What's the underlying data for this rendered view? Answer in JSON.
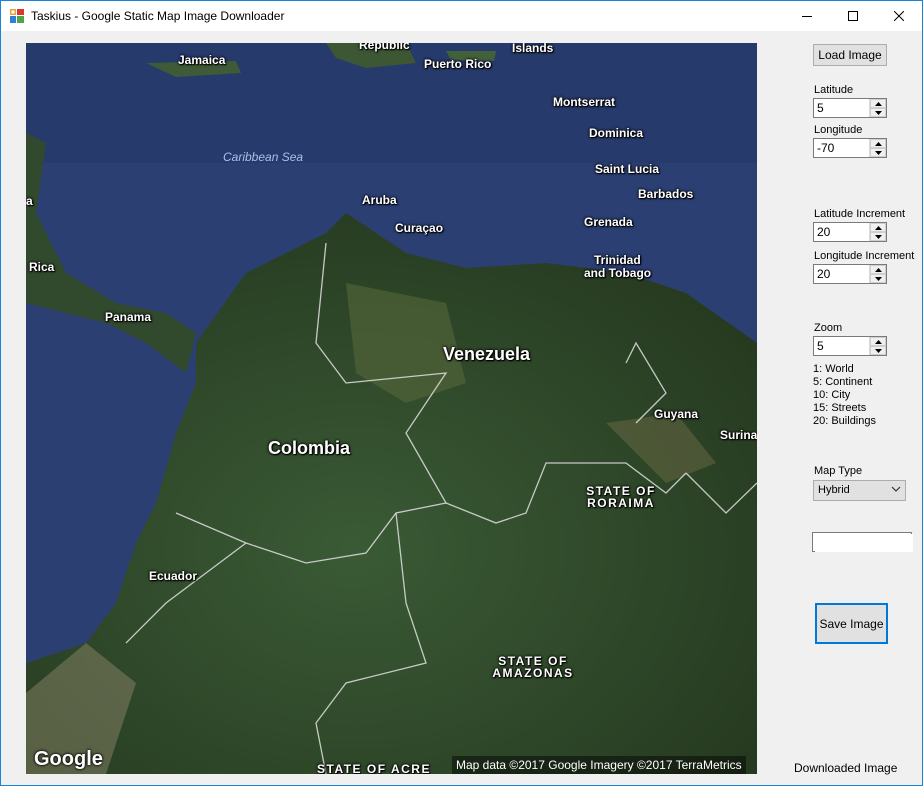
{
  "window": {
    "title": "Taskius - Google Static Map Image Downloader",
    "icons": [
      "app-icon",
      "minimize-icon",
      "maximize-icon",
      "close-icon"
    ]
  },
  "map": {
    "map_type_shown": "Hybrid",
    "labels": {
      "jamaica": "Jamaica",
      "republic": "Republic",
      "islands": "Islands",
      "puerto_rico": "Puerto Rico",
      "montserrat": "Montserrat",
      "dominica": "Dominica",
      "caribbean_sea": "Caribbean Sea",
      "saint_lucia": "Saint Lucia",
      "barbados": "Barbados",
      "aruba": "Aruba",
      "curacao": "Curaçao",
      "grenada": "Grenada",
      "trinidad_line1": "Trinidad",
      "trinidad_line2": "and Tobago",
      "partial_a": "a",
      "rica": "Rica",
      "panama": "Panama",
      "venezuela": "Venezuela",
      "guyana": "Guyana",
      "surina": "Surina",
      "colombia": "Colombia",
      "roraima_line1": "STATE OF",
      "roraima_line2": "RORAIMA",
      "ecuador": "Ecuador",
      "amazonas_line1": "STATE OF",
      "amazonas_line2": "AMAZONAS",
      "acre": "STATE OF ACRE"
    },
    "google_logo": "Google",
    "attribution": "Map data ©2017 Google  Imagery ©2017 TerraMetrics"
  },
  "controls": {
    "load_button": "Load Image",
    "latitude_label": "Latitude",
    "latitude_value": "5",
    "longitude_label": "Longitude",
    "longitude_value": "-70",
    "lat_increment_label": "Latitude Increment",
    "lat_increment_value": "20",
    "lon_increment_label": "Longitude Increment",
    "lon_increment_value": "20",
    "zoom_label": "Zoom",
    "zoom_value": "5",
    "zoom_legend": [
      "1: World",
      "5: Continent",
      "10: City",
      "15: Streets",
      "20: Buildings"
    ],
    "map_type_label": "Map Type",
    "map_type_value": "Hybrid",
    "text_field_value": "",
    "save_button": "Save Image",
    "status_text": "Downloaded Image"
  },
  "colors": {
    "accent": "#0078d7",
    "window_border": "#1883d7",
    "ocean": "#2a3d70",
    "land": "#2f4a2c"
  }
}
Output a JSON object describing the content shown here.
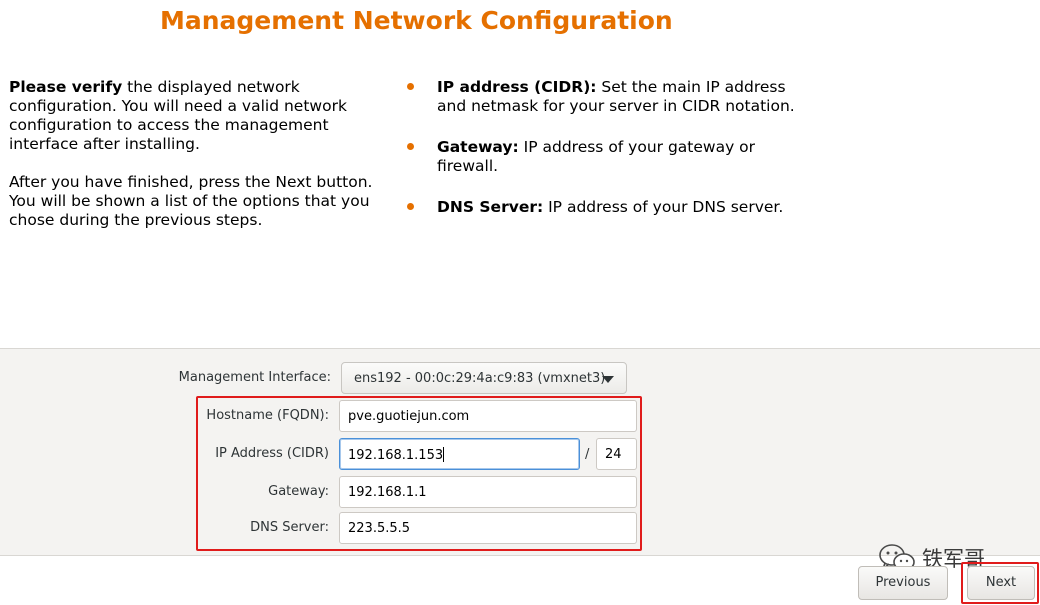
{
  "header": {
    "title": "Management Network Configuration"
  },
  "intro": {
    "p1_bold": "Please verify",
    "p1_rest": " the displayed network configuration. You will need a valid network configuration to access the management interface after installing.",
    "p2": "After you have finished, press the Next button. You will be shown a list of the options that you chose during the previous steps."
  },
  "bullets": [
    {
      "bold": "IP address (CIDR):",
      "text": " Set the main IP address and netmask for your server in CIDR notation."
    },
    {
      "bold": "Gateway:",
      "text": " IP address of your gateway or firewall."
    },
    {
      "bold": "DNS Server:",
      "text": " IP address of your DNS server."
    }
  ],
  "form": {
    "interface_label": "Management Interface:",
    "interface_value": "ens192 - 00:0c:29:4a:c9:83 (vmxnet3)",
    "hostname_label": "Hostname (FQDN):",
    "hostname_value": "pve.guotiejun.com",
    "ip_label": "IP Address (CIDR)",
    "ip_value": "192.168.1.153",
    "cidr_separator": "/",
    "cidr_value": "24",
    "gateway_label": "Gateway:",
    "gateway_value": "192.168.1.1",
    "dns_label": "DNS Server:",
    "dns_value": "223.5.5.5"
  },
  "footer": {
    "previous_label": "Previous",
    "next_label": "Next"
  },
  "watermark": {
    "text": "铁军哥",
    "icon": "wechat-icon"
  },
  "colors": {
    "accent": "#e57000",
    "highlight": "#e01b1b",
    "focus": "#4a90d9"
  }
}
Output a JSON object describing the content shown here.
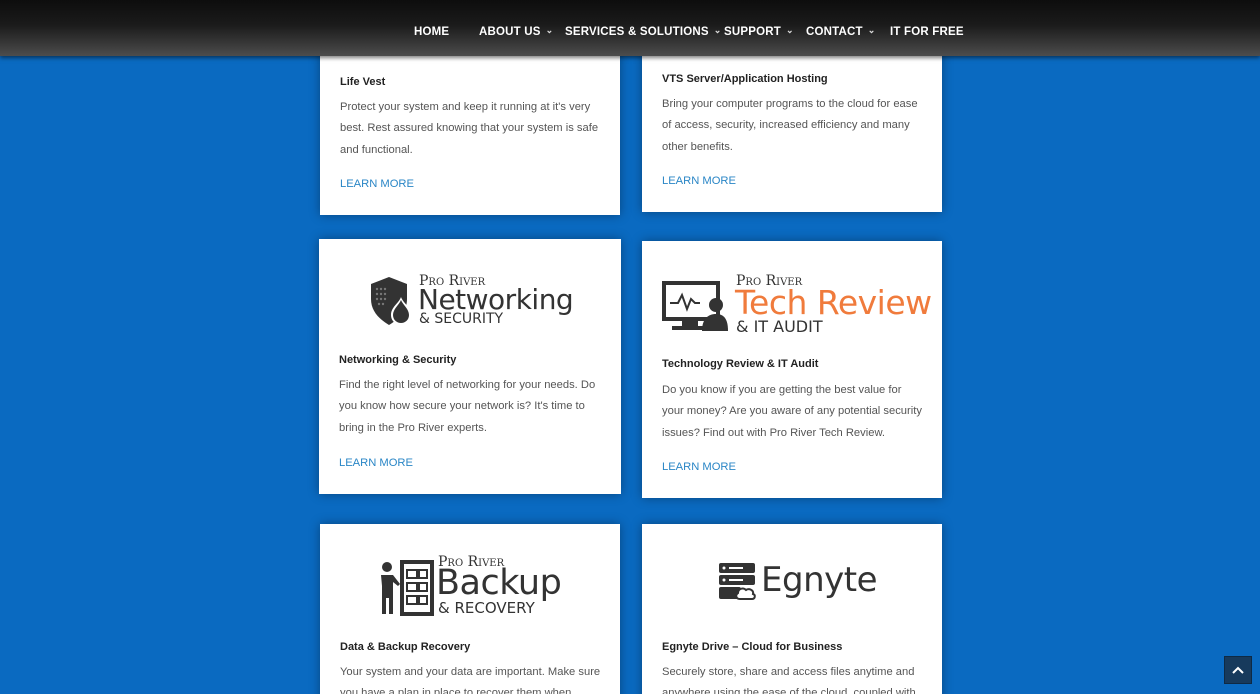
{
  "nav": {
    "items": [
      {
        "label": "HOME",
        "has_dropdown": false
      },
      {
        "label": "ABOUT US",
        "has_dropdown": true
      },
      {
        "label": "SERVICES & SOLUTIONS",
        "has_dropdown": true
      },
      {
        "label": "SUPPORT",
        "has_dropdown": true
      },
      {
        "label": "CONTACT",
        "has_dropdown": true
      },
      {
        "label": "IT FOR FREE",
        "has_dropdown": false
      }
    ]
  },
  "cards": [
    {
      "title": "Life Vest",
      "text": "Protect your system and keep it running at it's very best. Rest assured knowing that your system is safe and functional.",
      "link": "LEARN MORE"
    },
    {
      "title": "VTS Server/Application Hosting",
      "text": "Bring your computer programs to the cloud for ease of access, security, increased efficiency and many other benefits.",
      "link": "LEARN MORE"
    },
    {
      "logo": {
        "pro": "Pro River",
        "main": "Networking",
        "sub": "& SECURITY",
        "icon": "shield-lock-icon"
      },
      "title": "Networking & Security",
      "text": "Find the right level of networking for your needs. Do you know how secure your network is? It's time to bring in the Pro River experts.",
      "link": "LEARN MORE"
    },
    {
      "logo": {
        "pro": "Pro River",
        "main": "Tech Review",
        "sub": "& IT AUDIT",
        "icon": "monitor-person-icon"
      },
      "title": "Technology Review & IT Audit",
      "text": "Do you know if you are getting the best value for your money? Are you aware of any potential security issues? Find out with Pro River Tech Review.",
      "link": "LEARN MORE"
    },
    {
      "logo": {
        "pro": "Pro River",
        "main": "Backup",
        "sub": "& RECOVERY",
        "icon": "presenter-server-icon"
      },
      "title": "Data & Backup Recovery",
      "text": "Your system and your data are important. Make sure you have a plan in place to recover them when",
      "link": ""
    },
    {
      "logo": {
        "main": "Egnyte",
        "icon": "server-cloud-icon"
      },
      "title": "Egnyte Drive – Cloud for Business",
      "text": "Securely store, share and access files anytime and anywhere using the ease of the cloud, coupled with",
      "link": ""
    }
  ],
  "colors": {
    "page_background": "#0a6ac1",
    "link": "#2a86c6",
    "logo_accent": "#f07b3c",
    "scroll_top_button": "#173a5c"
  },
  "scroll_top": {
    "icon": "chevron-up-icon"
  }
}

◆ **DIRECTIVE**: Extract every line of the records above that contains the word "Egnyte".

◆ **EXERCISE SOLUTION**:
        "main": "Egnyte",
      "title": "Egnyte Drive – Cloud for Business",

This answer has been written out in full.